### Task data
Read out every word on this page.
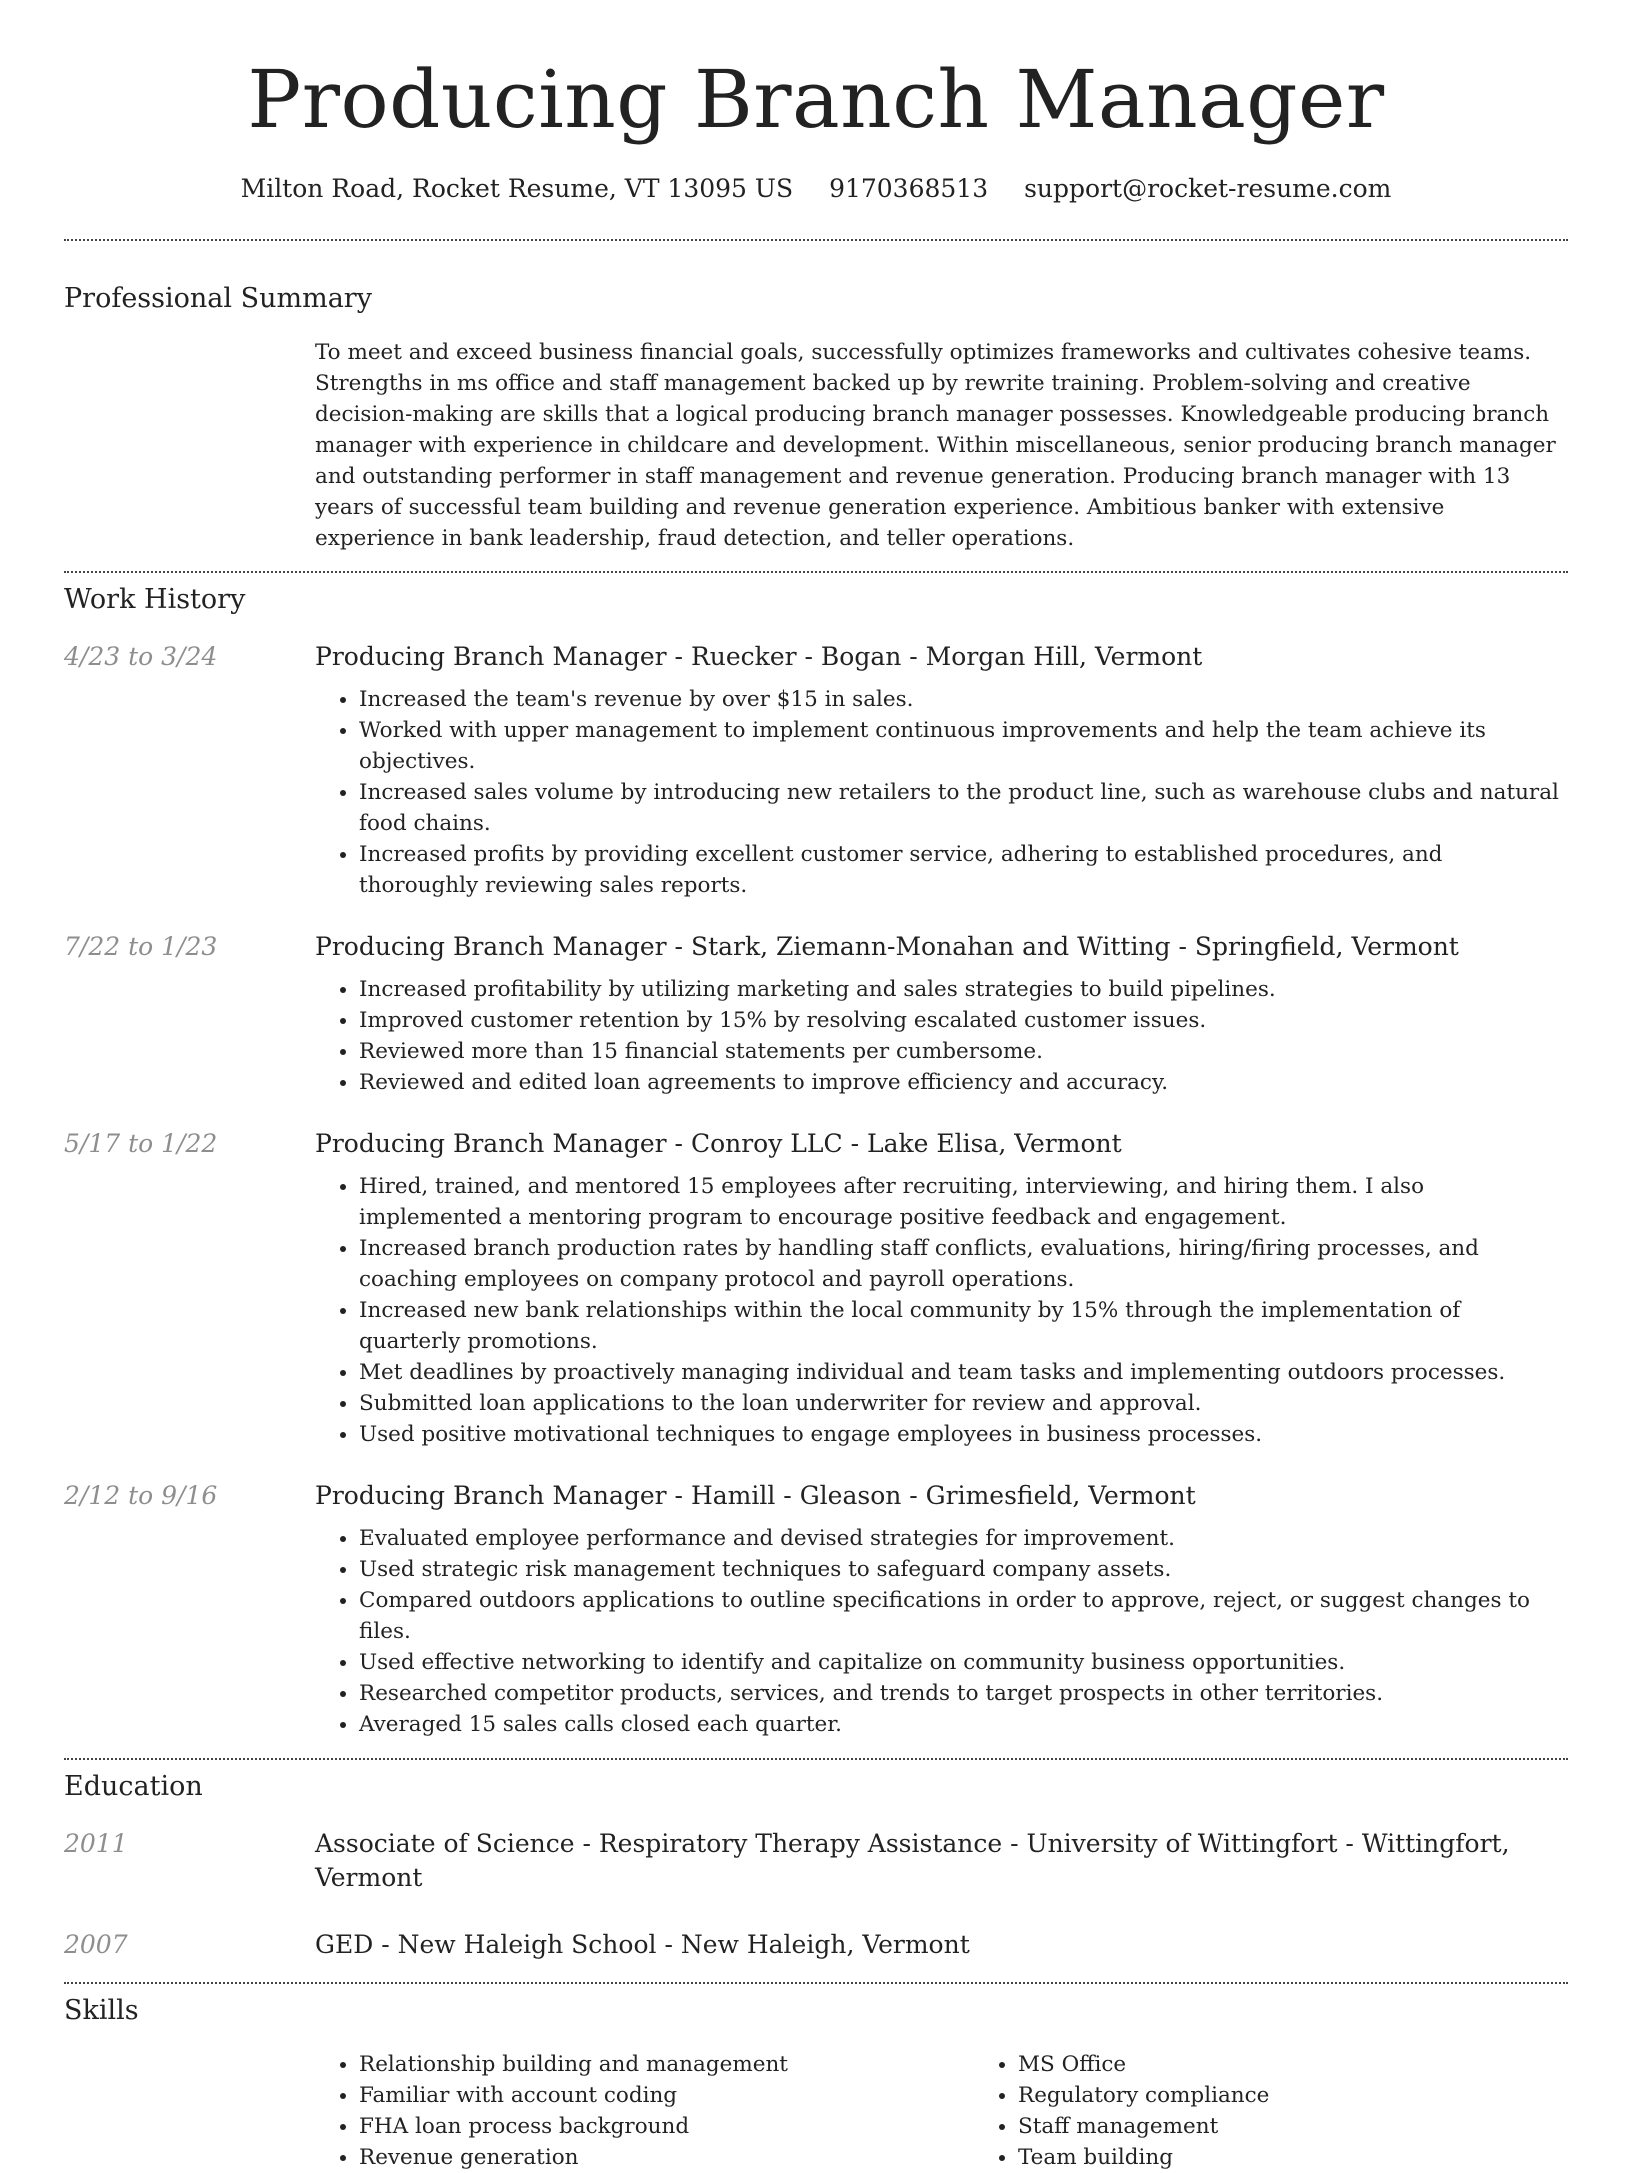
Producing Branch Manager
Milton Road, Rocket Resume, VT 13095 US 9170368513 support@rocket-resume.com
Professional Summary
To meet and exceed business financial goals, successfully optimizes frameworks and cultivates cohesive teams. Strengths in ms office and staff management backed up by rewrite training. Problem-solving and creative decision-making are skills that a logical producing branch manager possesses. Knowledgeable producing branch manager with experience in childcare and development. Within miscellaneous, senior producing branch manager and outstanding performer in staff management and revenue generation. Producing branch manager with 13 years of successful team building and revenue generation experience. Ambitious banker with extensive experience in bank leadership, fraud detection, and teller operations.
Work History
4/23 to 3/24	Producing Branch Manager - Ruecker - Bogan - Morgan Hill, Vermont
• Increased the team's revenue by over $15 in sales.
• Worked with upper management to implement continuous improvements and help the team achieve its objectives.
• Increased sales volume by introducing new retailers to the product line, such as warehouse clubs and natural food chains.
• Increased profits by providing excellent customer service, adhering to established procedures, and thoroughly reviewing sales reports.
7/22 to 1/23	Producing Branch Manager - Stark, Ziemann-Monahan and Witting - Springfield, Vermont
• Increased profitability by utilizing marketing and sales strategies to build pipelines.
• Improved customer retention by 15% by resolving escalated customer issues.
• Reviewed more than 15 financial statements per cumbersome.
• Reviewed and edited loan agreements to improve efficiency and accuracy.
5/17 to 1/22	Producing Branch Manager - Conroy LLC - Lake Elisa, Vermont
• Hired, trained, and mentored 15 employees after recruiting, interviewing, and hiring them. I also implemented a mentoring program to encourage positive feedback and engagement.
• Increased branch production rates by handling staff conflicts, evaluations, hiring/firing processes, and coaching employees on company protocol and payroll operations.
• Increased new bank relationships within the local community by 15% through the implementation of quarterly promotions.
• Met deadlines by proactively managing individual and team tasks and implementing outdoors processes.
• Submitted loan applications to the loan underwriter for review and approval.
• Used positive motivational techniques to engage employees in business processes.
2/12 to 9/16	Producing Branch Manager - Hamill - Gleason - Grimesfield, Vermont
• Evaluated employee performance and devised strategies for improvement.
• Used strategic risk management techniques to safeguard company assets.
• Compared outdoors applications to outline specifications in order to approve, reject, or suggest changes to files.
• Used effective networking to identify and capitalize on community business opportunities.
• Researched competitor products, services, and trends to target prospects in other territories.
• Averaged 15 sales calls closed each quarter.
Education
2011	Associate of Science - Respiratory Therapy Assistance - University of Wittingfort - Wittingfort, Vermont
2007	GED - New Haleigh School - New Haleigh, Vermont
Skills
• Relationship building and management
• Familiar with account coding
• FHA loan process background
• Revenue generation
• MS Office
• Regulatory compliance
• Staff management
• Team building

### Given exercise
Copy out all of the data word for word. Do not carry over any picture.

### Exercise response
Read out every word on this page.
Producing Branch Manager
Milton Road, Rocket Resume, VT 13095 US 9170368513 support@rocket-resume.com
Professional Summary
To meet and exceed business financial goals, successfully optimizes frameworks and cultivates cohesive teams. Strengths in ms office and staff management backed up by rewrite training. Problem-solving and creative decision-making are skills that a logical producing branch manager possesses. Knowledgeable producing branch manager with experience in childcare and development. Within miscellaneous, senior producing branch manager and outstanding performer in staff management and revenue generation. Producing branch manager with 13 years of successful team building and revenue generation experience. Ambitious banker with extensive experience in bank leadership, fraud detection, and teller operations.
Work History
4/23 to 3/24	Producing Branch Manager - Ruecker - Bogan - Morgan Hill, Vermont
• Increased the team's revenue by over $15 in sales.
• Worked with upper management to implement continuous improvements and help the team achieve its objectives.
• Increased sales volume by introducing new retailers to the product line, such as warehouse clubs and natural food chains.
• Increased profits by providing excellent customer service, adhering to established procedures, and thoroughly reviewing sales reports.
7/22 to 1/23	Producing Branch Manager - Stark, Ziemann-Monahan and Witting - Springfield, Vermont
• Increased profitability by utilizing marketing and sales strategies to build pipelines.
• Improved customer retention by 15% by resolving escalated customer issues.
• Reviewed more than 15 financial statements per cumbersome.
• Reviewed and edited loan agreements to improve efficiency and accuracy.
5/17 to 1/22	Producing Branch Manager - Conroy LLC - Lake Elisa, Vermont
• Hired, trained, and mentored 15 employees after recruiting, interviewing, and hiring them. I also implemented a mentoring program to encourage positive feedback and engagement.
• Increased branch production rates by handling staff conflicts, evaluations, hiring/firing processes, and coaching employees on company protocol and payroll operations.
• Increased new bank relationships within the local community by 15% through the implementation of quarterly promotions.
• Met deadlines by proactively managing individual and team tasks and implementing outdoors processes.
• Submitted loan applications to the loan underwriter for review and approval.
• Used positive motivational techniques to engage employees in business processes.
2/12 to 9/16	Producing Branch Manager - Hamill - Gleason - Grimesfield, Vermont
• Evaluated employee performance and devised strategies for improvement.
• Used strategic risk management techniques to safeguard company assets.
• Compared outdoors applications to outline specifications in order to approve, reject, or suggest changes to files.
• Used effective networking to identify and capitalize on community business opportunities.
• Researched competitor products, services, and trends to target prospects in other territories.
• Averaged 15 sales calls closed each quarter.
Education
2011	Associate of Science - Respiratory Therapy Assistance - University of Wittingfort - Wittingfort, Vermont
2007	GED - New Haleigh School - New Haleigh, Vermont
Skills
• Relationship building and management
• Familiar with account coding
• FHA loan process background
• Revenue generation
• MS Office
• Regulatory compliance
• Staff management
• Team building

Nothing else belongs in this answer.